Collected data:
──────

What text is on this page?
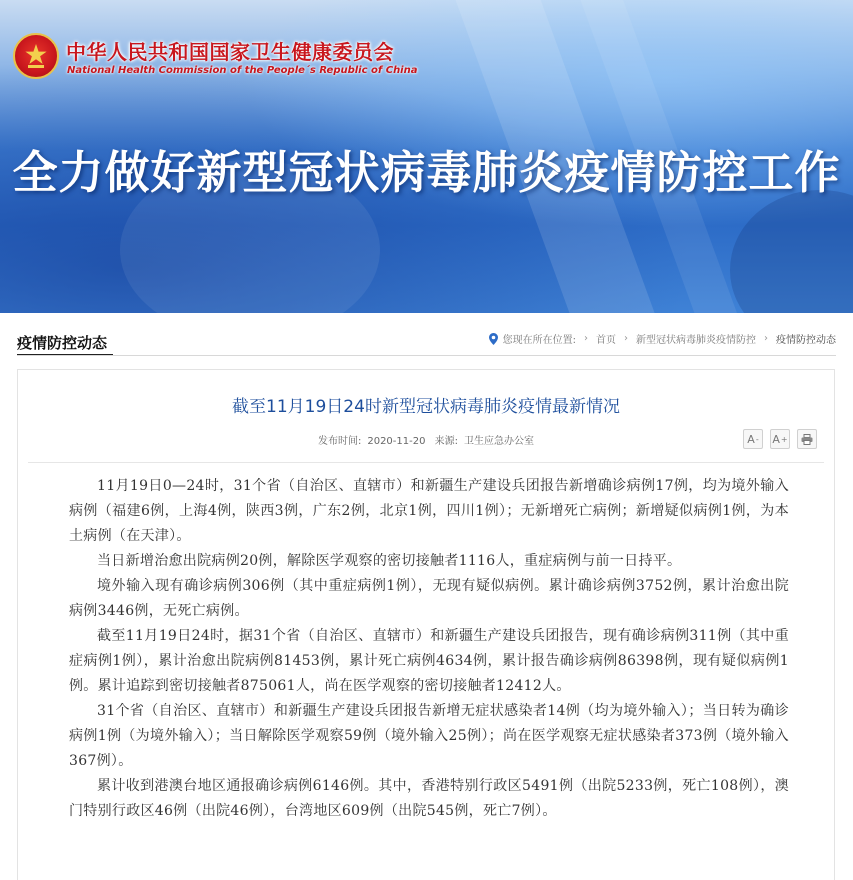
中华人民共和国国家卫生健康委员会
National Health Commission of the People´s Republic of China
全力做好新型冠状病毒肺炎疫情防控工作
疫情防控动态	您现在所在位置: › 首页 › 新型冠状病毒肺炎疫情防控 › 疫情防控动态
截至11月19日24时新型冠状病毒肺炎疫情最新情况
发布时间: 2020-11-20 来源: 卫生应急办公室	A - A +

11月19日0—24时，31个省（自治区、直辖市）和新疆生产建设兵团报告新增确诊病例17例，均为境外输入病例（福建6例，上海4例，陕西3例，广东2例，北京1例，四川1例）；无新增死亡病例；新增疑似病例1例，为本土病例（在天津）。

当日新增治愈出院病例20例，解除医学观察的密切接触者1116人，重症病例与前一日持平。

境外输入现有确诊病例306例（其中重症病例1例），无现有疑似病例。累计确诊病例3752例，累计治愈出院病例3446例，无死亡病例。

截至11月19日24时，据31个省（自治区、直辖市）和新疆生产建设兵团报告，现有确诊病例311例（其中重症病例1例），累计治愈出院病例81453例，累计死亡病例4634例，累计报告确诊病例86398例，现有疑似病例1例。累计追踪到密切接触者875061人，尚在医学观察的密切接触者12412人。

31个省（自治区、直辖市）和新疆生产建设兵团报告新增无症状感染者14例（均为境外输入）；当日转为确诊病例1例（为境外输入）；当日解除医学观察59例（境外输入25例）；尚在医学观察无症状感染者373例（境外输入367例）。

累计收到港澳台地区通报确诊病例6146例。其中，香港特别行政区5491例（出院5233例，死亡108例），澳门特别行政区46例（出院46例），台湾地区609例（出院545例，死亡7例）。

──────

● WHAT IS BEING ASKED: Retype each record exactly as it stands, but do not include the pictures.

● ANSWER TO THE PROBLEM:
What text is on this page?
中华人民共和国国家卫生健康委员会
National Health Commission of the People´s Republic of China
全力做好新型冠状病毒肺炎疫情防控工作
疫情防控动态	您现在所在位置: › 首页 › 新型冠状病毒肺炎疫情防控 › 疫情防控动态
截至11月19日24时新型冠状病毒肺炎疫情最新情况
发布时间: 2020-11-20 来源: 卫生应急办公室	A - A +

11月19日0—24时，31个省（自治区、直辖市）和新疆生产建设兵团报告新增确诊病例17例，均为境外输入病例（福建6例，上海4例，陕西3例，广东2例，北京1例，四川1例）；无新增死亡病例；新增疑似病例1例，为本土病例（在天津）。

当日新增治愈出院病例20例，解除医学观察的密切接触者1116人，重症病例与前一日持平。

境外输入现有确诊病例306例（其中重症病例1例），无现有疑似病例。累计确诊病例3752例，累计治愈出院病例3446例，无死亡病例。

截至11月19日24时，据31个省（自治区、直辖市）和新疆生产建设兵团报告，现有确诊病例311例（其中重症病例1例），累计治愈出院病例81453例，累计死亡病例4634例，累计报告确诊病例86398例，现有疑似病例1例。累计追踪到密切接触者875061人，尚在医学观察的密切接触者12412人。

31个省（自治区、直辖市）和新疆生产建设兵团报告新增无症状感染者14例（均为境外输入）；当日转为确诊病例1例（为境外输入）；当日解除医学观察59例（境外输入25例）；尚在医学观察无症状感染者373例（境外输入367例）。

累计收到港澳台地区通报确诊病例6146例。其中，香港特别行政区5491例（出院5233例，死亡108例），澳门特别行政区46例（出院46例），台湾地区609例（出院545例，死亡7例）。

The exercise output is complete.